Gösterilen Metin
FUTBOL

Kalecimiz Altay Bayındır’dan açıklamalar

21 Ağustos 2020 Cuma 21:42

Fenerbahçe Serkan Acar Resort & Sports Topuk Yaylası Tesisleri'nde yeni sezon hazırlıklarını sürdüren Futbol A Takımımızın genç ve başarılı file bekçisi Altay Bayındır, Fenerbahçe TV’de yayınlanan ‘Günün Röportajı’ programının konuğu oldu.
 
Kamp süreci, takımdaki birliktelik, kişisel performansı ve hedeflerden bahseden Altay’ın açıklamaları şu şekilde:
 
FENERBAHÇE GİBİ BÜYÜK BİR CAMİANIN HER ZAMAN EN ÜST NOKTADA, EN ÜST DÜZEYDE OLMASI GEREKİYOR
 
Kampla ilgili genel bir değerlendirme yaparak sözlerine başlayan Altay Bayındır, “Çalışmalarımız da tesisimiz gibi gayet güzel. Yeni hocamızla yeni bir sinerji doğrultusunda çalışıyoruz. İnşallah bu çalışmalar neticesinde güzel bir sonuçla sezonu en iyi şekilde geçirip sezon sonunda özlemle beklediğimiz sonuçlara hep beraber ulaşırız. Çünkü şampiyonluğu herkes çok özledi. Fenerbahçe gibi büyük bir camianın her zaman en üst noktada, en üst düzeyde olması gerekiyor. Bu nedenle hepimizin bu dönemlerde elinden geldiğince fazlasıyla çalışıp iyi bir şekilde bu dönemleri atlatması gerekiyor. Güzel bir ortamdayız. Yeni transferlerimiz, ağabeylerimiz… Gerçi onlar pek yeni sayılmaz Caner ağabey, Gökhan ağabey yıllardır buranın içerisinde, buranın bünyesindeler. Onlarla birlikte güçlerimizi birleştirip diğer yeni gelen oyuncularla beraber takımı en iyi şekilde hem içten hem dışarıdan sağlıklı bir şekilde hazırlayıp, hocamızın da bizden isteklerini sahaya yansıtıp inşallah sağlıklı bir şekilde başlayacağımız sezonu sağlıklı bir şekilde de bitiririz diye temenni ediyorum.” dedi.
 
Geçmiş sezonlarda elde edilen kötü sonuçların gelecek sezon için takımı kamçıladığını belirten Altay, “Hırs geçen sezon başında da fazlasıyla vardı ama o fazlalığın daha da üzerine koyarak yeni bir sezona başlıyoruz. Geçen sezon gayet iyi başladı her şey fakat sezon ortasında yaşadığımız sakatlıklar ve bir sürü olumsuz etken, kulübümüze yapılan bir sürü şey vardı. Bunları burada konuşmak doğru olmaz fakat bunlar da bir gerçek. Bizim yapacağımız tek şey saha içinde, tüm saha dışı olaylarını kapatacak performansı uygulamak. Bunun için çok çalışmamız, hırsımızı hep en yüksekte tutmamız gerekiyor. Çünkü bizler Fenerbahçemizin oyuncularıyız. Bu bilinçte, bu doğrultuda hareket ederek saha içi, saha dışı davranışlarımızı, tutumumuzu her yerde yansıtmamız gerekiyor. Çalışmalarımız da gayet iyi gidiyor. Burada 2 tane hazırlık maçımız var. Onları da en iyi şekilde atlatıp The L,and of Legends turnuvasında da hazırlık maçlarımızı yapıp eksiklerimiz, hatalarımızı, artılarımızı görüp ona göre inşallah sağlıklı bir şekilde yeni sezona başlarız.” diye konuştu.

[Açıklamalı öğe listeleri]
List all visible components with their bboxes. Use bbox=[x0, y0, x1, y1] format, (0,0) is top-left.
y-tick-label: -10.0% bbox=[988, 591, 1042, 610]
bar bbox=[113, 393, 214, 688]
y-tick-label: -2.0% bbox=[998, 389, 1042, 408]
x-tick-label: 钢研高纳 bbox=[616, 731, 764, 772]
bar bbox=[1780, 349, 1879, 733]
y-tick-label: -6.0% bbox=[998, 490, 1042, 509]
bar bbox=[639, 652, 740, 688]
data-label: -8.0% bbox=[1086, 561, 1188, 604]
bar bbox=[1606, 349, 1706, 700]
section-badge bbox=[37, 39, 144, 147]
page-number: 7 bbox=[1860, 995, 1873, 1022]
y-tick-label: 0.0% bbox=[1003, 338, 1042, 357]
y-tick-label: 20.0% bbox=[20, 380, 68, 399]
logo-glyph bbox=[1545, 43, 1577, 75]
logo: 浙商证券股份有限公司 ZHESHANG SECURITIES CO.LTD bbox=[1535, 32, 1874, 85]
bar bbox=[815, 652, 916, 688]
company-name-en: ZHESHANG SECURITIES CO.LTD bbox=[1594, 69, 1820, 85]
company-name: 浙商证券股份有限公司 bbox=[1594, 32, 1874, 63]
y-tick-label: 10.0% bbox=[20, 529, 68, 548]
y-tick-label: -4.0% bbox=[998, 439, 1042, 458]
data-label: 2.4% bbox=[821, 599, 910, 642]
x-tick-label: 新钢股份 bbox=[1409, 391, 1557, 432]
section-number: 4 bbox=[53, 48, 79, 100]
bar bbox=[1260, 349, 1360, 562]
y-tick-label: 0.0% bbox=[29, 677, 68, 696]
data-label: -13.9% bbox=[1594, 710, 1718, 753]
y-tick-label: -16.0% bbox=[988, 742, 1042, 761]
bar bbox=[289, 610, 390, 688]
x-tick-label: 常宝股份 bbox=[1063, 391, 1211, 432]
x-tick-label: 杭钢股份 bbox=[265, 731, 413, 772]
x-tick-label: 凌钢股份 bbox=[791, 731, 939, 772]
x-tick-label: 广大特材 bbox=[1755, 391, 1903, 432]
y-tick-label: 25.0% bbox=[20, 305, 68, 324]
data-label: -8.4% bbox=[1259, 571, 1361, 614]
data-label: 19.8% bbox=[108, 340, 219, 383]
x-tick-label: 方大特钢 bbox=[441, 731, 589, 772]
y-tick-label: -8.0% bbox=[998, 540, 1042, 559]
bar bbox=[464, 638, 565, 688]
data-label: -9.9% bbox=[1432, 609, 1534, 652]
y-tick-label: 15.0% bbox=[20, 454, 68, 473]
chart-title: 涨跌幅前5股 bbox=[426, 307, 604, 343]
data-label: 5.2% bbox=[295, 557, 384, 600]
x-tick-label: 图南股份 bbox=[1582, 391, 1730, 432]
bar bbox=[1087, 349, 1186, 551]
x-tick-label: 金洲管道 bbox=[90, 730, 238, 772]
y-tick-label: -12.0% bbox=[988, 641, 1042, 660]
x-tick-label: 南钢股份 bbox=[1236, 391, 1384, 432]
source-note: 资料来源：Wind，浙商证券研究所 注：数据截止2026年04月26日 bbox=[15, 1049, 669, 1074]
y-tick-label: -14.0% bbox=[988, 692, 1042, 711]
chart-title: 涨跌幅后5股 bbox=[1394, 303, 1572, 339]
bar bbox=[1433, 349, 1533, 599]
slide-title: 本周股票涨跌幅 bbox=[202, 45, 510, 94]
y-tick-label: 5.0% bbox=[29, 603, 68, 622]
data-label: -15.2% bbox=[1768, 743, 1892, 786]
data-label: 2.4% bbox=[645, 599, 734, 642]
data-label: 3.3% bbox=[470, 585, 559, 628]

Yapılacak Alıştırmalar
[1] Girdilerin ilk satırından başlayıp "bar bbox=[1087, 349, 1186, 551]" içeren satırla bitirerek bu satırları aynen kopyalayın; iki uç satır da dahildir.
[2] Altay Bayındır'ın açıklamalarını aktaran metni son gösterilen cümleden sonra sürdürün.

Yanıt Seti
[1]
List all visible components with their bboxes. Use bbox=[x0, y0, x1, y1] format, (0,0) is top-left.
y-tick-label: -10.0% bbox=[988, 591, 1042, 610]
bar bbox=[113, 393, 214, 688]
y-tick-label: -2.0% bbox=[998, 389, 1042, 408]
x-tick-label: 钢研高纳 bbox=[616, 731, 764, 772]
bar bbox=[1780, 349, 1879, 733]
y-tick-label: -6.0% bbox=[998, 490, 1042, 509]
bar bbox=[639, 652, 740, 688]
data-label: -8.0% bbox=[1086, 561, 1188, 604]
bar bbox=[1606, 349, 1706, 700]
section-badge bbox=[37, 39, 144, 147]
page-number: 7 bbox=[1860, 995, 1873, 1022]
y-tick-label: 0.0% bbox=[1003, 338, 1042, 357]
y-tick-label: 20.0% bbox=[20, 380, 68, 399]
logo-glyph bbox=[1545, 43, 1577, 75]
logo: 浙商证券股份有限公司 ZHESHANG SECURITIES CO.LTD bbox=[1535, 32, 1874, 85]
bar bbox=[815, 652, 916, 688]
company-name-en: ZHESHANG SECURITIES CO.LTD bbox=[1594, 69, 1820, 85]
company-name: 浙商证券股份有限公司 bbox=[1594, 32, 1874, 63]
y-tick-label: 10.0% bbox=[20, 529, 68, 548]
y-tick-label: -4.0% bbox=[998, 439, 1042, 458]
data-label: 2.4% bbox=[821, 599, 910, 642]
x-tick-label: 新钢股份 bbox=[1409, 391, 1557, 432]
section-number: 4 bbox=[53, 48, 79, 100]
bar bbox=[1260, 349, 1360, 562]
y-tick-label: 0.0% bbox=[29, 677, 68, 696]
data-label: -13.9% bbox=[1594, 710, 1718, 753]
y-tick-label: -16.0% bbox=[988, 742, 1042, 761]
bar bbox=[289, 610, 390, 688]
x-tick-label: 常宝股份 bbox=[1063, 391, 1211, 432]
x-tick-label: 杭钢股份 bbox=[265, 731, 413, 772]
x-tick-label: 凌钢股份 bbox=[791, 731, 939, 772]
x-tick-label: 广大特材 bbox=[1755, 391, 1903, 432]
y-tick-label: 25.0% bbox=[20, 305, 68, 324]
data-label: -8.4% bbox=[1259, 571, 1361, 614]
data-label: 19.8% bbox=[108, 340, 219, 383]
x-tick-label: 方大特钢 bbox=[441, 731, 589, 772]
y-tick-label: -8.0% bbox=[998, 540, 1042, 559]
bar bbox=[464, 638, 565, 688]
data-label: -9.9% bbox=[1432, 609, 1534, 652]
y-tick-label: 15.0% bbox=[20, 454, 68, 473]
chart-title: 涨跌幅前5股 bbox=[426, 307, 604, 343]
data-label: 5.2% bbox=[295, 557, 384, 600]
x-tick-label: 图南股份 bbox=[1582, 391, 1730, 432]
bar bbox=[1087, 349, 1186, 551]

[2]
 
BAŞARININ EN ÖNEMLİ ANAHTARI BİRLİKTELİKTİR

Yeni teknik direktörümüz Erol Bulut’la ilgiliyse Altay, “Erol hoca müthiş bir insan. Hocalık bir kenara önemli olan insanlık açısından oyunculara karşı tutumu, saha içi ve saha dışı konuşmaları gayet olumlu yönde. Benim için bir takımın başarısında önemli olan birleşmek, birlikte hareket etmektir. Birlikte şakalaşmak, birlikte gülmek, birlikte eğlenmektir. Başarının en önemli anahtarı birlikteliktir. Hep beraber olmamız lazım. Sağ olsun Erol hocamız da bunun için elinden geleni yapıyor. Her türlü yardımı gösteriyor. Ağabeyliğini, hocalığını her zaman her yerde yapıyor. İnşallah sonu da iyi biter.” değerlendirmesini yaptı.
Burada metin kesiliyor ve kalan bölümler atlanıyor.